*GIVEN EXERCISE*: Please copy the records below with every "velocity" swapped for "speed" and everything else unchanged, leaving the pictures out.

----- PROVIDED RECORDS -----

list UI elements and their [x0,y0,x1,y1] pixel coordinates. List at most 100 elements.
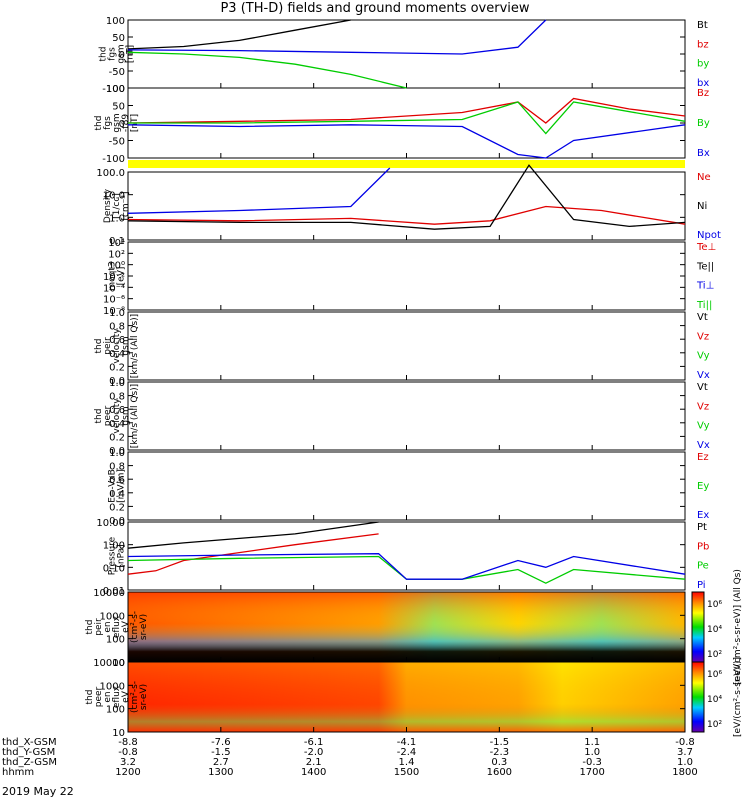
ytick-label-1-1: 50 [112,102,125,113]
ytick-label-6-5: 0.0 [109,516,125,527]
ylabel-0-line-1: fgs [108,47,118,61]
ytick-label-7-0: 10.00 [96,518,125,529]
xrow-1-6: 3.7 [677,747,693,758]
ylabel-3-line-1: [eV] [117,267,127,286]
ytick-label-8-0: 10000 [93,588,125,599]
colorbar-1 [691,661,705,733]
ylabel-5-line-4: [km/s (All Qs)] [130,384,140,448]
xrow-3-0: 1200 [115,767,140,778]
colorbar-label-0: [eV/(cm²-s-sr-eV)] (All Qs) [733,569,743,685]
ylabel-3-line-0: moqt3 [108,261,118,290]
series-Npot-8 [127,167,391,214]
xrow-1-5: 1.0 [584,747,600,758]
ytick-label-2-2: 1.0 [109,213,125,224]
series-Pt-9 [127,521,379,549]
xrow-1-2: -2.0 [304,747,324,758]
ylabel-2-line-2: [cm⁻³] [121,191,131,220]
ylabel-5-line-3: gsm [121,406,131,425]
panel-frame-4 [127,311,686,381]
xrow-1-0: -0.8 [118,747,138,758]
ylabel-4-line-0: thd [94,339,104,354]
ylabel-9-line-6: sr-eV) [139,684,149,710]
ytick-label-6-2: 0.6 [109,475,125,486]
xrow-2-3: 1.4 [399,757,415,768]
plot-title: P3 (TH-D) fields and ground moments over… [220,1,530,16]
ytick-label-2-3: 0.1 [109,236,125,247]
legend-3-1: Te|| [696,261,714,272]
xrow-label-0: thd_X-GSM [2,737,57,748]
ylabel-8: thd peir en eflux eV (cm²-s-sr-eV) [85,611,149,643]
xrow-3-5: 1700 [579,767,604,778]
ytick-label-0-0: 100 [106,16,125,27]
series-Bt-0 [127,19,351,50]
ylabel-5: thd peer velocity gsm [km/s (All Qs)] [94,384,140,448]
xrow-2-6: 1.0 [677,757,693,768]
ylabel-7-line-0: Pressure [108,536,118,575]
ylabel-1-line-3: -t89 [121,114,131,133]
xrow-label-3: hhmm [2,767,34,778]
legend-3-3: Ti|| [696,300,712,311]
spectrogram-electron-shade [128,662,685,732]
ytick-label-5-2: 0.6 [109,405,125,416]
ytick-label-6-0: 1.0 [109,448,125,459]
xrow-0-3: -4.1 [397,737,417,748]
xrow-0-0: -8.8 [118,737,138,748]
ytick-label-6-4: 0.2 [109,502,125,513]
colorbar-tick-0-0: 10⁶ [707,600,722,610]
panel-frame-5 [127,381,686,451]
colorbar-0 [691,591,705,663]
ylabel-4-line-2: velocity [112,328,122,364]
legend-7-0: Pt [697,522,707,533]
xrow-3-2: 1400 [301,767,326,778]
ytick-label-9-3: 10 [112,728,125,739]
series-Pi-12 [127,553,686,580]
ytick-label-4-1: 0.8 [109,322,125,333]
series-By-4 [128,101,686,135]
legend-3-2: Ti⊥ [696,281,714,292]
ytick-label-9-1: 1000 [100,681,125,692]
ylabel-8-line-4: eV [121,620,131,633]
legend-0-1: bz [697,39,709,50]
date-label: 2019 May 22 [2,785,74,798]
ytick-label-3-6: 10⁻⁸ [103,306,125,317]
flag-bar [128,160,685,168]
xrow-0-2: -6.1 [304,737,324,748]
legend-2-0: Ne [697,172,711,183]
legend-0-3: bx [697,78,709,89]
ytick-label-0-4: -100 [102,84,125,95]
ylabel-4-line-3: gsm [121,336,131,355]
ylabel-5-line-2: velocity [112,398,122,434]
legend-5-0: Vt [697,382,708,393]
ylabel-0-line-2: gsm [117,44,127,63]
ylabel-9-line-3: eflux [112,685,122,708]
colorbar-tick-1-2: 10² [707,720,722,730]
ylabel-9-line-1: peer [94,686,104,707]
ylabel-9-line-5: (cm²-s- [130,681,140,713]
ytick-label-2-1: 10.0 [103,191,125,202]
xrow-2-1: 2.7 [213,757,229,768]
legend-1-0: Bz [697,88,709,99]
legend-1-1: By [697,118,710,129]
legend-4-0: Vt [697,312,708,323]
xrow-2-5: -0.3 [582,757,602,768]
ylabel-7: Pressure [nPa] [108,536,127,575]
legend-6-2: Ex [697,510,709,521]
ytick-label-5-4: 0.2 [109,432,125,443]
xrow-3-6: 1800 [672,767,697,778]
ytick-label-1-4: -100 [102,154,125,165]
ytick-label-4-2: 0.6 [109,335,125,346]
ytick-label-0-1: 50 [112,33,125,44]
xrow-3-1: 1300 [208,767,233,778]
ytick-label-9-2: 100 [106,705,125,716]
ylabel-9-line-4: eV [121,690,131,703]
ylabel-6: E=-VxB [mV/m] [108,469,127,503]
ylabel-4-line-1: peir [103,337,113,355]
ylabel-8-line-2: en [103,621,113,632]
colorbar-tick-1-1: 10⁴ [707,695,722,705]
ytick-label-8-1: 1000 [100,611,125,622]
xrow-label-1: thd_Y-GSM [2,747,55,758]
legend-4-3: Vx [697,370,710,381]
ylabel-1-line-0: thd [94,116,104,131]
ylabel-8-line-1: peir [94,618,104,636]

-----

*EXERCISE SOLUTION*:
list UI elements and their [x0,y0,x1,y1] pixel coordinates. List at most 100 elements.
ytick-label-1-1: 50 [112,102,125,113]
ytick-label-6-5: 0.0 [109,516,125,527]
ylabel-0-line-1: fgs [108,47,118,61]
ytick-label-7-0: 10.00 [96,518,125,529]
xrow-1-6: 3.7 [677,747,693,758]
ylabel-3-line-1: [eV] [117,267,127,286]
ytick-label-8-0: 10000 [93,588,125,599]
colorbar-1 [691,661,705,733]
ylabel-5-line-4: [km/s (All Qs)] [130,384,140,448]
xrow-3-0: 1200 [115,767,140,778]
colorbar-label-0: [eV/(cm²-s-sr-eV)] (All Qs) [733,569,743,685]
ylabel-3-line-0: moqt3 [108,261,118,290]
series-Npot-8 [127,167,391,214]
xrow-1-5: 1.0 [584,747,600,758]
ytick-label-2-2: 1.0 [109,213,125,224]
series-Pt-9 [127,521,379,549]
xrow-1-2: -2.0 [304,747,324,758]
ylabel-2-line-2: [cm⁻³] [121,191,131,220]
ylabel-5-line-3: gsm [121,406,131,425]
panel-frame-4 [127,311,686,381]
xrow-1-0: -0.8 [118,747,138,758]
ylabel-4-line-0: thd [94,339,104,354]
ylabel-9-line-6: sr-eV) [139,684,149,710]
ytick-label-6-2: 0.6 [109,475,125,486]
xrow-2-3: 1.4 [399,757,415,768]
plot-title: P3 (TH-D) fields and ground moments over… [220,1,530,16]
ytick-label-2-3: 0.1 [109,236,125,247]
legend-3-1: Te|| [696,261,714,272]
xrow-label-0: thd_X-GSM [2,737,57,748]
ylabel-8: thd peir en eflux eV (cm²-s-sr-eV) [85,611,149,643]
xrow-3-5: 1700 [579,767,604,778]
ytick-label-0-0: 100 [106,16,125,27]
series-Bt-0 [127,19,351,50]
ylabel-5: thd peer speed gsm [km/s (All Qs)] [94,384,140,448]
xrow-2-6: 1.0 [677,757,693,768]
ylabel-7-line-0: Pressure [108,536,118,575]
ylabel-1-line-3: -t89 [121,114,131,133]
xrow-label-3: hhmm [2,767,34,778]
legend-3-3: Ti|| [696,300,712,311]
spectrogram-electron-shade [128,662,685,732]
ytick-label-5-2: 0.6 [109,405,125,416]
ytick-label-6-0: 1.0 [109,448,125,459]
xrow-0-3: -4.1 [397,737,417,748]
xrow-0-0: -8.8 [118,737,138,748]
ytick-label-6-4: 0.2 [109,502,125,513]
colorbar-tick-0-0: 10⁶ [707,600,722,610]
panel-frame-5 [127,381,686,451]
colorbar-0 [691,591,705,663]
ylabel-4-line-2: speed [112,328,122,364]
legend-7-0: Pt [697,522,707,533]
xrow-3-2: 1400 [301,767,326,778]
ytick-label-9-3: 10 [112,728,125,739]
series-Pi-12 [127,553,686,580]
ytick-label-4-1: 0.8 [109,322,125,333]
series-By-4 [128,101,686,135]
legend-3-2: Ti⊥ [696,281,714,292]
ytick-label-9-1: 1000 [100,681,125,692]
ylabel-8-line-4: eV [121,620,131,633]
legend-0-1: bz [697,39,709,50]
date-label: 2019 May 22 [2,785,74,798]
ytick-label-3-6: 10⁻⁸ [103,306,125,317]
flag-bar [128,160,685,168]
xrow-0-2: -6.1 [304,737,324,748]
legend-2-0: Ne [697,172,711,183]
legend-0-3: bx [697,78,709,89]
ytick-label-0-4: -100 [102,84,125,95]
ylabel-4-line-3: gsm [121,336,131,355]
ylabel-5-line-2: speed [112,398,122,434]
legend-5-0: Vt [697,382,708,393]
ylabel-0-line-2: gsm [117,44,127,63]
ylabel-9-line-3: eflux [112,685,122,708]
colorbar-tick-1-2: 10² [707,720,722,730]
ylabel-9-line-1: peer [94,686,104,707]
ylabel-9-line-5: (cm²-s- [130,681,140,713]
ytick-label-2-1: 10.0 [103,191,125,202]
xrow-2-1: 2.7 [213,757,229,768]
legend-1-0: Bz [697,88,709,99]
legend-1-1: By [697,118,710,129]
legend-4-0: Vt [697,312,708,323]
xrow-2-5: -0.3 [582,757,602,768]
ylabel-7: Pressure [nPa] [108,536,127,575]
legend-6-2: Ex [697,510,709,521]
ytick-label-5-4: 0.2 [109,432,125,443]
xrow-3-6: 1800 [672,767,697,778]
ytick-label-1-4: -100 [102,154,125,165]
ytick-label-4-2: 0.6 [109,335,125,346]
ytick-label-0-1: 50 [112,33,125,44]
xrow-3-1: 1300 [208,767,233,778]
ytick-label-9-2: 100 [106,705,125,716]
ylabel-9-line-4: eV [121,690,131,703]
ylabel-6: E=-VxB [mV/m] [108,469,127,503]
ylabel-4-line-1: peir [103,337,113,355]
ylabel-8-line-2: en [103,621,113,632]
colorbar-tick-1-1: 10⁴ [707,695,722,705]
ytick-label-8-1: 1000 [100,611,125,622]
xrow-label-1: thd_Y-GSM [2,747,55,758]
legend-4-3: Vx [697,370,710,381]
ylabel-1-line-0: thd [94,116,104,131]
ylabel-8-line-1: peir [94,618,104,636]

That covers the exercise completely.